== Excerpted records ==
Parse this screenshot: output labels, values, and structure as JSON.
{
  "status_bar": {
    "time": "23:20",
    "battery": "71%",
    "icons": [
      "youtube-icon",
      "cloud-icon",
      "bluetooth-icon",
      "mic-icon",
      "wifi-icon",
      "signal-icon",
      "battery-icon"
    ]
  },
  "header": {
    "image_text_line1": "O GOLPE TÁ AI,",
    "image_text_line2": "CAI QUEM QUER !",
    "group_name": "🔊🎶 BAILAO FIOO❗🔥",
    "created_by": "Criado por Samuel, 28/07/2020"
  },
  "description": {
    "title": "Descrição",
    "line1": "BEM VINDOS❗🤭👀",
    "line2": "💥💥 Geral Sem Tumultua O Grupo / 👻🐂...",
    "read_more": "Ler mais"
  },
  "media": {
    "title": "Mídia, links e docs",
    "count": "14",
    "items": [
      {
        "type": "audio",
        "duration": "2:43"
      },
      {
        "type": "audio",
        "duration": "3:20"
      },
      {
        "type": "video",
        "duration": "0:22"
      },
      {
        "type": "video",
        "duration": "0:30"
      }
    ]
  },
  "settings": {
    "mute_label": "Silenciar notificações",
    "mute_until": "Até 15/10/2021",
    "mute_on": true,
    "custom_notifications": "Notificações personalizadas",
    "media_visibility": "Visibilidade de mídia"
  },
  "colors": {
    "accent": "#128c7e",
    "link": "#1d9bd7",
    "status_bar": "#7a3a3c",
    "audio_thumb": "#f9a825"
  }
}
===
- Directions
Look through the data and show every line containing "title".

- Answer for the task
    "title": "Descrição",
    "title": "Mídia, links e docs",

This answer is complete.